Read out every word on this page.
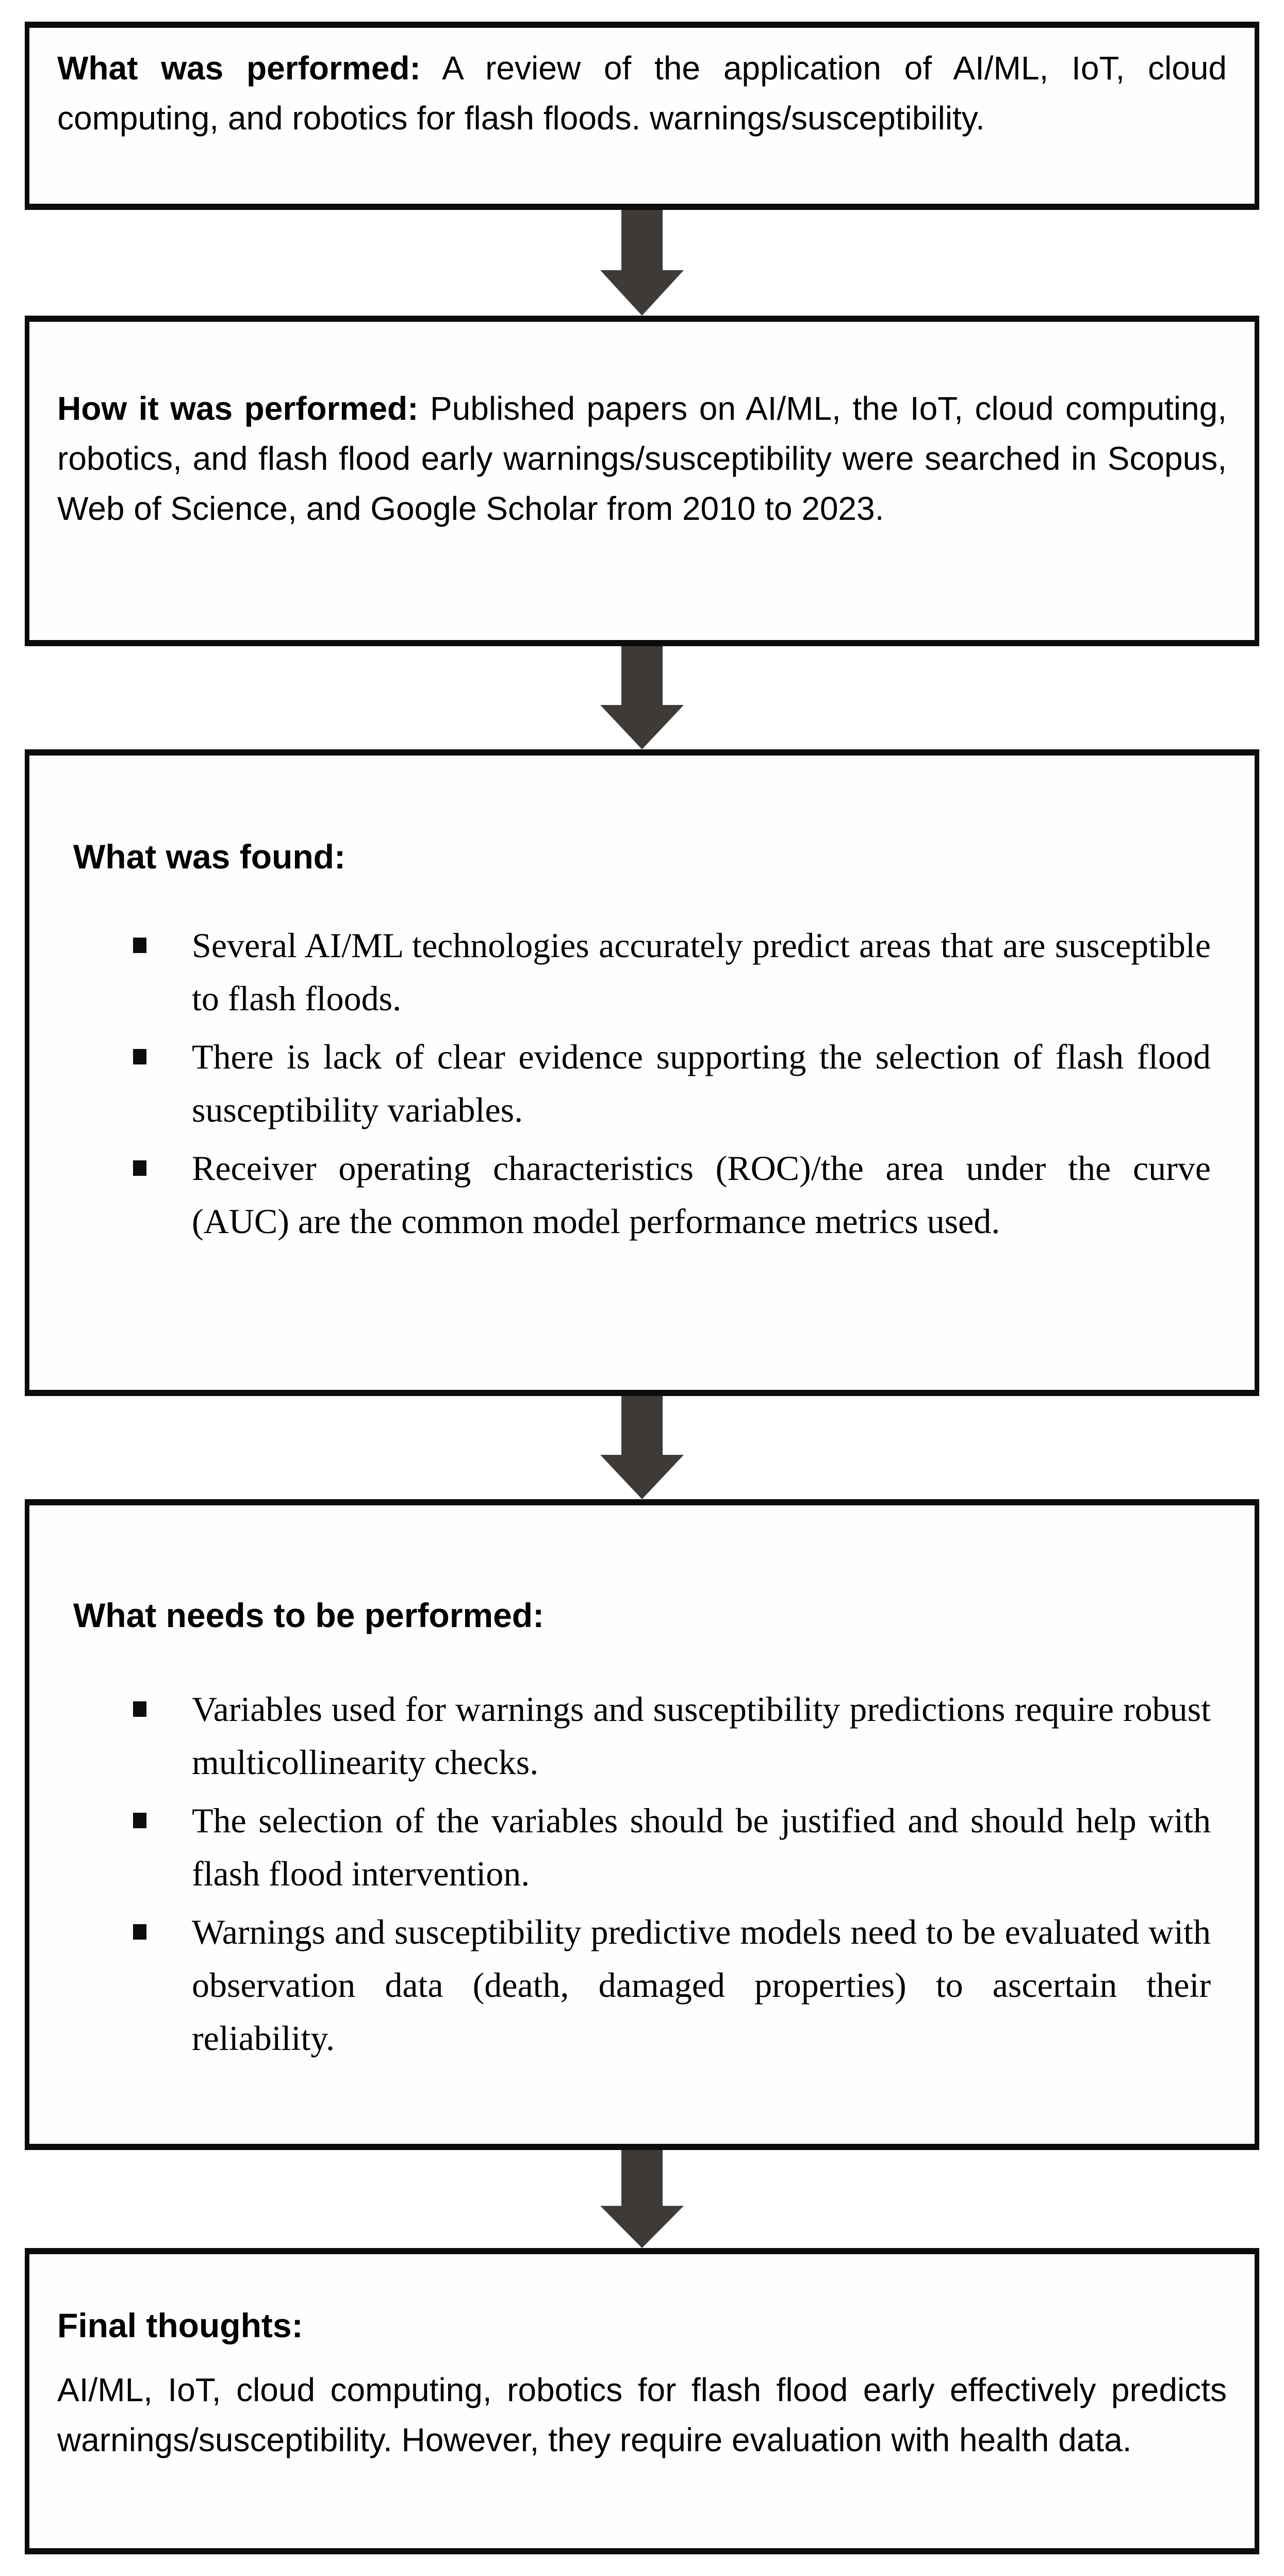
What was performed: A review of the application of AI/ML, IoT, cloud computing, and robotics for flash floods. warnings/susceptibility.

How it was performed: Published papers on AI/ML, the IoT, cloud computing, robotics, and flash flood early warnings/susceptibility were searched in Scopus, Web of Science, and Google Scholar from 2010 to 2023.

What was found:
Several AI/ML technologies accurately predict areas that are susceptible to flash floods.
There is lack of clear evidence supporting the selection of flash flood susceptibility variables.
Receiver operating characteristics (ROC)/the area under the curve (AUC) are the common model performance metrics used.
What needs to be performed:
Variables used for warnings and susceptibility predictions require robust multicollinearity checks.
The selection of the variables should be justified and should help with flash flood intervention.
Warnings and susceptibility predictive models need to be evaluated with observation data (death, damaged properties) to ascertain their reliability.
Final thoughts:

AI/ML, IoT, cloud computing, robotics for flash flood early effectively predicts warnings/susceptibility. However, they require evaluation with health data.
#####
# Written instruction
Extract each line from the listing that holds the word "cloud".

# Finished task
What was performed: A review of the application of AI/ML, IoT, cloud computing, and robotics for flash floods. warnings/susceptibility.
How it was performed: Published papers on AI/ML, the IoT, cloud computing, robotics, and flash flood early warnings/susceptibility were searched in Scopus, Web of Science, and Google Scholar from 2010 to 2023.
AI/ML, IoT, cloud computing, robotics for flash flood early effectively predicts warnings/susceptibility. However, they require evaluation with health data.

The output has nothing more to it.